[Begin DATASET RECORDS]

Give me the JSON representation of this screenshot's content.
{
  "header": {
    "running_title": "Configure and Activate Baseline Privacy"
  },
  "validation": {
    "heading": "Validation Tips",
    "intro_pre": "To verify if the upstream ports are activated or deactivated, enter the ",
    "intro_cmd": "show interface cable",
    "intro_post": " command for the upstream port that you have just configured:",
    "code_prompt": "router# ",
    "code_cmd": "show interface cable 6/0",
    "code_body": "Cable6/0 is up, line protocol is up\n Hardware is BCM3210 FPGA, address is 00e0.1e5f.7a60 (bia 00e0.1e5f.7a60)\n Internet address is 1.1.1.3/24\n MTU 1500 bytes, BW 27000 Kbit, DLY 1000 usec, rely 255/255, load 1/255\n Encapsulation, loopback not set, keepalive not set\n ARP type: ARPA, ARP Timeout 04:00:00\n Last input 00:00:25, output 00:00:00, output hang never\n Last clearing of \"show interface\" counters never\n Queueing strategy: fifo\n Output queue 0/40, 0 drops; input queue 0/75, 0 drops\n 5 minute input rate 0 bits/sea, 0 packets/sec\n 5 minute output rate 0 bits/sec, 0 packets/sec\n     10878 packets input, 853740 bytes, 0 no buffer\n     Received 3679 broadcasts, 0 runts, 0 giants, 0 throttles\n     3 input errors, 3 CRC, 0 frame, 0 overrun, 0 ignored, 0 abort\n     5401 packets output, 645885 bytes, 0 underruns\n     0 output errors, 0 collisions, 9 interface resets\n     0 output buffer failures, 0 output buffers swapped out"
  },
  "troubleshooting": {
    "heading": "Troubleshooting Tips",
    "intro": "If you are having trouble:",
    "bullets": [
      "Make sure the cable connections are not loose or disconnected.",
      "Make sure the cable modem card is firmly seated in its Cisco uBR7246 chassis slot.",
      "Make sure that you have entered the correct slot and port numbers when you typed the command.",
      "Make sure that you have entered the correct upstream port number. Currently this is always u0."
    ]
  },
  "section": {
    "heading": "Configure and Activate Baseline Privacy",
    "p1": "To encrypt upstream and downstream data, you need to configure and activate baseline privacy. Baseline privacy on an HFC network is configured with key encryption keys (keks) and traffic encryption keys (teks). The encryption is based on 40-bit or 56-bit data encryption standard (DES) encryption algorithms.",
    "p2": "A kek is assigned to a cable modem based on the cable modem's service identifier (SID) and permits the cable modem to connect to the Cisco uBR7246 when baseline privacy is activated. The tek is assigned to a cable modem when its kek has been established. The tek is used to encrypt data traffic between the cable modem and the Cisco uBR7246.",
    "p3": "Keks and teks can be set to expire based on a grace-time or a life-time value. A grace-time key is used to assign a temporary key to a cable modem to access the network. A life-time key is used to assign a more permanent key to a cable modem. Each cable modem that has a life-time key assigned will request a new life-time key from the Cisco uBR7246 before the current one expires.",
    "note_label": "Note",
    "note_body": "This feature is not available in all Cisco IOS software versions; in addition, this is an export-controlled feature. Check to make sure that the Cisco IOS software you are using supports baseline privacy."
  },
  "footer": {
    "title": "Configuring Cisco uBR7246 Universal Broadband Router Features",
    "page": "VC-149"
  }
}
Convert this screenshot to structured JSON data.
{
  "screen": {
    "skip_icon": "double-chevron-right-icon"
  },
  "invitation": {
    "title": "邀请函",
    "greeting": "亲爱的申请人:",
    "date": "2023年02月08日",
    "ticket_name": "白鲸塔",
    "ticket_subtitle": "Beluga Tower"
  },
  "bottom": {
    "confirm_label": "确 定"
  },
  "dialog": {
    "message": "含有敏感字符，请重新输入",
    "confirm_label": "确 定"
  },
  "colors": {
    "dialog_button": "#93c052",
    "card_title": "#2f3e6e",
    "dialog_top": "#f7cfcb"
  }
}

[End DATASET RECORDS]

Locate the lines above that hold the word "when". Show every one of them.

      "Make sure that you have entered the correct slot and port numbers when you typed the command.",
    "p2": "A kek is assigned to a cable modem based on the cable modem's service identifier (SID) and permits the cable modem to connect to the Cisco uBR7246 when baseline privacy is activated. The tek is assigned to a cable modem when its kek has been established. The tek is used to encrypt data traffic between the cable modem and the Cisco uBR7246.",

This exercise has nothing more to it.